| Requirement |
From the line containing "What data populates" to the end of the listing, write out every line exactly; leave out everything else.

| Stored records |
|---|

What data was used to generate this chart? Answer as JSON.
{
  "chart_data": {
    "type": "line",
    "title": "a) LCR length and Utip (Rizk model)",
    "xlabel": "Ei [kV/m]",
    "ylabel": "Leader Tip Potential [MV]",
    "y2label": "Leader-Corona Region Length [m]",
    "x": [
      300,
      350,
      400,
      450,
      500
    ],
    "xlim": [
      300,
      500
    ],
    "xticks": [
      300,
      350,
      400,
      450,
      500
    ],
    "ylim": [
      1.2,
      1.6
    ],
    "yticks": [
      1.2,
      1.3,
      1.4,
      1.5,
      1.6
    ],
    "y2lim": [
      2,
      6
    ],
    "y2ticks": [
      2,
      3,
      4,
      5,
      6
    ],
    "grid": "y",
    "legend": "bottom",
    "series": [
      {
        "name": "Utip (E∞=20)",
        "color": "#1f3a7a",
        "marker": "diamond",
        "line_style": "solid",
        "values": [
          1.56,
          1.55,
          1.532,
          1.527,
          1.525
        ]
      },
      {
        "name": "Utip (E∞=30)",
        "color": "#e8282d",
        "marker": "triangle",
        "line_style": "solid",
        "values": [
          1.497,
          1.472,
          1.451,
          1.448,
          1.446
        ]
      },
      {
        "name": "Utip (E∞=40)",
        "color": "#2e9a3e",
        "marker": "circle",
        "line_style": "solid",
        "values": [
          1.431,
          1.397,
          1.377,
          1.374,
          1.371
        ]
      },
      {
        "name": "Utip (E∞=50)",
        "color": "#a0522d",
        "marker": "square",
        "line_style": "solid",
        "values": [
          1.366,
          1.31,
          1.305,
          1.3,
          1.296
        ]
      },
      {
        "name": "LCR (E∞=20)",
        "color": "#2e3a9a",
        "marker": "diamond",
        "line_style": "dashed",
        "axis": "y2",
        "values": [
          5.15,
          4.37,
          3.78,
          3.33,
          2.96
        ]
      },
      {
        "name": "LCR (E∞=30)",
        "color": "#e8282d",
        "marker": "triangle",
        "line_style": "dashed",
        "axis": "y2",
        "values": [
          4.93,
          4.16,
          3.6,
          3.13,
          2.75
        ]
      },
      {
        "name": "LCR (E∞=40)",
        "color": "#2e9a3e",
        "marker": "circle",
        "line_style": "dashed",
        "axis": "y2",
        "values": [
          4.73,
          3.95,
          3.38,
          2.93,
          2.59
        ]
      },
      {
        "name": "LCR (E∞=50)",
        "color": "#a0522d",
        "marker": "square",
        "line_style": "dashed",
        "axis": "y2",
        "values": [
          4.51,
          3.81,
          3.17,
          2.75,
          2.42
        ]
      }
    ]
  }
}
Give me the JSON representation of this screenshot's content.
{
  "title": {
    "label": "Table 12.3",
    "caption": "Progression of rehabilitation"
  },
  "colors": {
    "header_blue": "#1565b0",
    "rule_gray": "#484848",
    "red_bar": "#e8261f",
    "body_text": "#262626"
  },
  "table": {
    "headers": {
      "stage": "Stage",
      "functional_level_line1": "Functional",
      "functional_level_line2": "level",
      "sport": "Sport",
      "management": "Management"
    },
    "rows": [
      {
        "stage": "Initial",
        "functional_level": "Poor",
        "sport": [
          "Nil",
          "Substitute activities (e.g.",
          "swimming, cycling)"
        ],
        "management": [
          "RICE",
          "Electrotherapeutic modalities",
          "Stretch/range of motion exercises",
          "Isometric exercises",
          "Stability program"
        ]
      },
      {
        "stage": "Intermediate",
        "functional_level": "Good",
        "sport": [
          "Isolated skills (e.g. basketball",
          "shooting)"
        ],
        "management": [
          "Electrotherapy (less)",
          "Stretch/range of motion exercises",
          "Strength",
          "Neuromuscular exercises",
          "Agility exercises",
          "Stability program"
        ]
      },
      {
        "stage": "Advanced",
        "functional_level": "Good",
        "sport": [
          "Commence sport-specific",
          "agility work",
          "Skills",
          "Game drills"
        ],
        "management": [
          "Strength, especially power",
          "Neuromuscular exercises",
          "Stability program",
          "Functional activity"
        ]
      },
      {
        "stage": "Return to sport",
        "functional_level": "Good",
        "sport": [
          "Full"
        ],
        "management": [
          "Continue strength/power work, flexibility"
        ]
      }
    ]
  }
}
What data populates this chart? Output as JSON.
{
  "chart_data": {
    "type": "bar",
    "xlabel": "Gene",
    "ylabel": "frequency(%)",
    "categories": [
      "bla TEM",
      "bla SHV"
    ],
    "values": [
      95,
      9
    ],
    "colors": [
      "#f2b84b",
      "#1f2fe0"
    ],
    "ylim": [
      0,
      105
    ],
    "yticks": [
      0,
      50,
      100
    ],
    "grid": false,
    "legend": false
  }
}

|---|

| Exercise result |
What data populates this chart? Output as JSON.
{
  "chart_data": {
    "type": "bar",
    "xlabel": "Gene",
    "ylabel": "frequency(%)",
    "categories": [
      "bla TEM",
      "bla SHV"
    ],
    "values": [
      95,
      9
    ],
    "colors": [
      "#f2b84b",
      "#1f2fe0"
    ],
    "ylim": [
      0,
      105
    ],
    "yticks": [
      0,
      50,
      100
    ],
    "grid": false,
    "legend": false
  }
}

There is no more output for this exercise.